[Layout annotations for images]
....................
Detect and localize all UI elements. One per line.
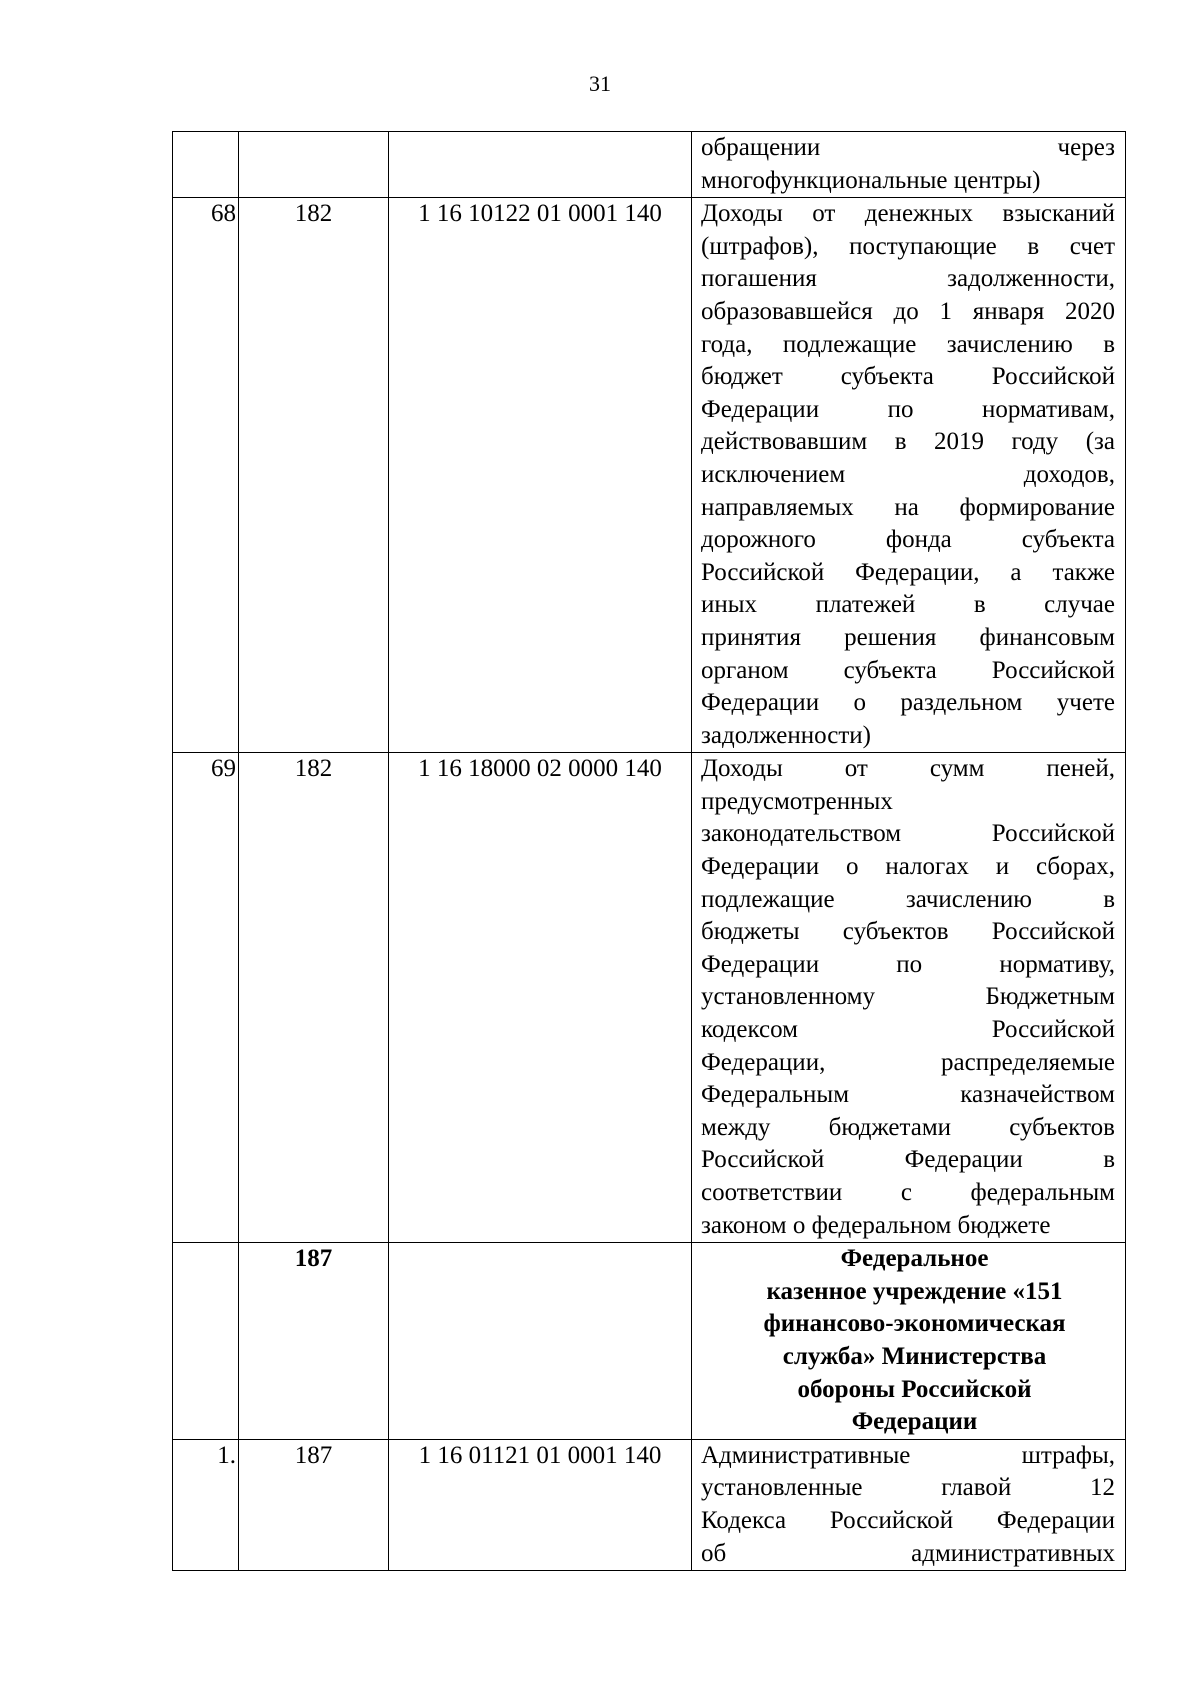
row-number-cell <box>173 1243 239 1440</box>
description-line: Федерации о налогах и сборах, <box>701 853 1115 881</box>
administrator-code-cell <box>239 132 389 198</box>
table-row <box>173 132 1126 198</box>
heading-line: казенное учреждение «151 <box>766 1277 1063 1305</box>
table-row <box>173 753 1126 1243</box>
revenue-description-cell <box>692 1439 1126 1570</box>
description-line: задолженности) <box>701 721 871 749</box>
description-line: соответствии с федеральным <box>701 1179 1115 1206</box>
description-line: Федерации по нормативу, <box>701 950 1115 978</box>
page-number: 31 <box>589 71 611 96</box>
table-row <box>173 1439 1126 1570</box>
administrator-code-cell: 182 <box>239 198 389 753</box>
administrator-code-cell: 187 <box>239 1439 389 1570</box>
description-line: обращении через <box>701 134 1115 161</box>
budget-classification-code-cell: 1 16 10122 01 0001 140 <box>389 198 692 753</box>
description-line: законом о федеральном бюджете <box>701 1211 1051 1239</box>
description-line: Административные штрафы, <box>701 1441 1115 1469</box>
description-line: (штрафов), поступающие в счет <box>701 232 1115 260</box>
revenue-codes-table <box>172 131 1126 1571</box>
description-line: погашения задолженности, <box>701 265 1115 293</box>
row-number-cell <box>173 132 239 198</box>
description-line: законодательством Российской <box>701 820 1115 848</box>
description-line: Федеральным казначейством <box>701 1081 1115 1109</box>
description-line: подлежащие зачислению в <box>701 885 1115 913</box>
budget-classification-code-cell <box>389 1243 692 1440</box>
description-line: между бюджетами субъектов <box>701 1113 1115 1141</box>
administrator-code-cell: 187 <box>239 1243 389 1440</box>
heading-line: обороны Российской <box>797 1375 1032 1403</box>
budget-classification-code-cell: 1 16 18000 02 0000 140 <box>389 753 692 1243</box>
revenue-description-cell <box>692 132 1126 198</box>
administrator-code-cell: 182 <box>239 753 389 1243</box>
description-line: предусмотренных <box>701 787 893 815</box>
description-line: исключением доходов, <box>701 460 1115 488</box>
description-line: органом субъекта Российской <box>701 656 1115 684</box>
description-line: направляемых на формирование <box>701 493 1115 521</box>
description-line: бюджет субъекта Российской <box>701 363 1115 391</box>
description-line: Доходы от сумм пеней, <box>701 755 1115 783</box>
budget-classification-code-cell: 1 16 01121 01 0001 140 <box>389 1439 692 1570</box>
description-line: Российской Федерации в <box>701 1146 1115 1174</box>
description-line: принятия решения финансовым <box>701 623 1115 651</box>
description-line: об административных <box>701 1539 1115 1567</box>
description-line: Доходы от денежных взысканий <box>701 200 1115 228</box>
description-line: Кодекса Российской Федерации <box>701 1506 1115 1534</box>
description-line: кодексом Российской <box>701 1016 1115 1044</box>
heading-line: служба» Министерства <box>782 1342 1047 1370</box>
description-line: Федерации, распределяемые <box>701 1048 1115 1076</box>
description-line: установленному Бюджетным <box>701 983 1115 1011</box>
table-row <box>173 198 1126 753</box>
description-line: действовавшим в 2019 году (за <box>701 428 1115 456</box>
row-number-cell: 1. <box>173 1439 239 1570</box>
row-number-cell: 69 <box>173 753 239 1243</box>
table-row-section-heading <box>173 1243 1126 1440</box>
description-line: бюджеты субъектов Российской <box>701 918 1115 946</box>
description-line: многофункциональные центры) <box>701 166 1041 194</box>
row-number-cell: 68 <box>173 198 239 753</box>
revenue-description-cell <box>692 753 1126 1243</box>
description-line: Федерации по нормативам, <box>701 395 1115 423</box>
description-line: Российской Федерации, а также <box>701 558 1115 586</box>
heading-line: финансово-экономическая <box>763 1310 1066 1338</box>
description-line: года, подлежащие зачислению в <box>701 330 1115 358</box>
description-line: Федерации о раздельном учете <box>701 689 1115 717</box>
description-line: образовавшейся до 1 января 2020 <box>701 297 1115 325</box>
heading-line: Федеральное <box>840 1245 989 1273</box>
heading-line: Федерации <box>851 1408 978 1436</box>
budget-classification-code-cell <box>389 132 692 198</box>
revenue-description-cell <box>692 198 1126 753</box>
description-line: иных платежей в случае <box>701 591 1115 619</box>
description-line: дорожного фонда субъекта <box>701 526 1115 554</box>
administrator-name-heading <box>692 1243 1126 1440</box>
description-line: установленные главой 12 <box>701 1474 1115 1502</box>
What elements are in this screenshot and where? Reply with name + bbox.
....................
= Exercise description =
Please repeat all the items above word for word, leaving out the pictures.

= Response to the exercise =
Detect and localize all UI elements. One per line.
row-number-cell <box>173 1243 239 1440</box>
description-line: Федерации о налогах и сборах, <box>701 853 1115 881</box>
administrator-code-cell <box>239 132 389 198</box>
table-row <box>173 132 1126 198</box>
heading-line: казенное учреждение «151 <box>766 1277 1063 1305</box>
table-row <box>173 753 1126 1243</box>
revenue-description-cell <box>692 1439 1126 1570</box>
description-line: задолженности) <box>701 721 871 749</box>
description-line: соответствии с федеральным <box>701 1179 1115 1206</box>
description-line: Федерации по нормативу, <box>701 950 1115 978</box>
page-number: 31 <box>589 71 611 96</box>
table-row <box>173 1439 1126 1570</box>
administrator-code-cell: 182 <box>239 198 389 753</box>
administrator-code-cell: 187 <box>239 1439 389 1570</box>
description-line: обращении через <box>701 134 1115 161</box>
budget-classification-code-cell: 1 16 10122 01 0001 140 <box>389 198 692 753</box>
description-line: законом о федеральном бюджете <box>701 1211 1051 1239</box>
description-line: Административные штрафы, <box>701 1441 1115 1469</box>
description-line: (штрафов), поступающие в счет <box>701 232 1115 260</box>
revenue-codes-table <box>172 131 1126 1571</box>
description-line: погашения задолженности, <box>701 265 1115 293</box>
row-number-cell <box>173 132 239 198</box>
description-line: законодательством Российской <box>701 820 1115 848</box>
description-line: Федеральным казначейством <box>701 1081 1115 1109</box>
description-line: подлежащие зачислению в <box>701 885 1115 913</box>
budget-classification-code-cell <box>389 1243 692 1440</box>
description-line: между бюджетами субъектов <box>701 1113 1115 1141</box>
administrator-code-cell: 187 <box>239 1243 389 1440</box>
heading-line: обороны Российской <box>797 1375 1032 1403</box>
budget-classification-code-cell: 1 16 18000 02 0000 140 <box>389 753 692 1243</box>
revenue-description-cell <box>692 132 1126 198</box>
administrator-code-cell: 182 <box>239 753 389 1243</box>
description-line: предусмотренных <box>701 787 893 815</box>
description-line: исключением доходов, <box>701 460 1115 488</box>
description-line: органом субъекта Российской <box>701 656 1115 684</box>
description-line: направляемых на формирование <box>701 493 1115 521</box>
description-line: бюджет субъекта Российской <box>701 363 1115 391</box>
description-line: Доходы от сумм пеней, <box>701 755 1115 783</box>
budget-classification-code-cell: 1 16 01121 01 0001 140 <box>389 1439 692 1570</box>
description-line: Российской Федерации в <box>701 1146 1115 1174</box>
description-line: принятия решения финансовым <box>701 623 1115 651</box>
description-line: об административных <box>701 1539 1115 1567</box>
description-line: Доходы от денежных взысканий <box>701 200 1115 228</box>
description-line: Кодекса Российской Федерации <box>701 1506 1115 1534</box>
description-line: кодексом Российской <box>701 1016 1115 1044</box>
heading-line: служба» Министерства <box>782 1342 1047 1370</box>
description-line: Федерации, распределяемые <box>701 1048 1115 1076</box>
description-line: установленному Бюджетным <box>701 983 1115 1011</box>
table-row <box>173 198 1126 753</box>
description-line: действовавшим в 2019 году (за <box>701 428 1115 456</box>
row-number-cell: 1. <box>173 1439 239 1570</box>
row-number-cell: 69 <box>173 753 239 1243</box>
table-row-section-heading <box>173 1243 1126 1440</box>
description-line: бюджеты субъектов Российской <box>701 918 1115 946</box>
description-line: многофункциональные центры) <box>701 166 1041 194</box>
row-number-cell: 68 <box>173 198 239 753</box>
revenue-description-cell <box>692 753 1126 1243</box>
description-line: Федерации по нормативам, <box>701 395 1115 423</box>
description-line: Российской Федерации, а также <box>701 558 1115 586</box>
heading-line: финансово-экономическая <box>763 1310 1066 1338</box>
description-line: года, подлежащие зачислению в <box>701 330 1115 358</box>
description-line: Федерации о раздельном учете <box>701 689 1115 717</box>
description-line: образовавшейся до 1 января 2020 <box>701 297 1115 325</box>
heading-line: Федеральное <box>840 1245 989 1273</box>
heading-line: Федерации <box>851 1408 978 1436</box>
budget-classification-code-cell <box>389 132 692 198</box>
revenue-description-cell <box>692 198 1126 753</box>
description-line: иных платежей в случае <box>701 591 1115 619</box>
description-line: дорожного фонда субъекта <box>701 526 1115 554</box>
administrator-name-heading <box>692 1243 1126 1440</box>
description-line: установленные главой 12 <box>701 1474 1115 1502</box>
What elements are in this screenshot and where? Reply with name + bbox.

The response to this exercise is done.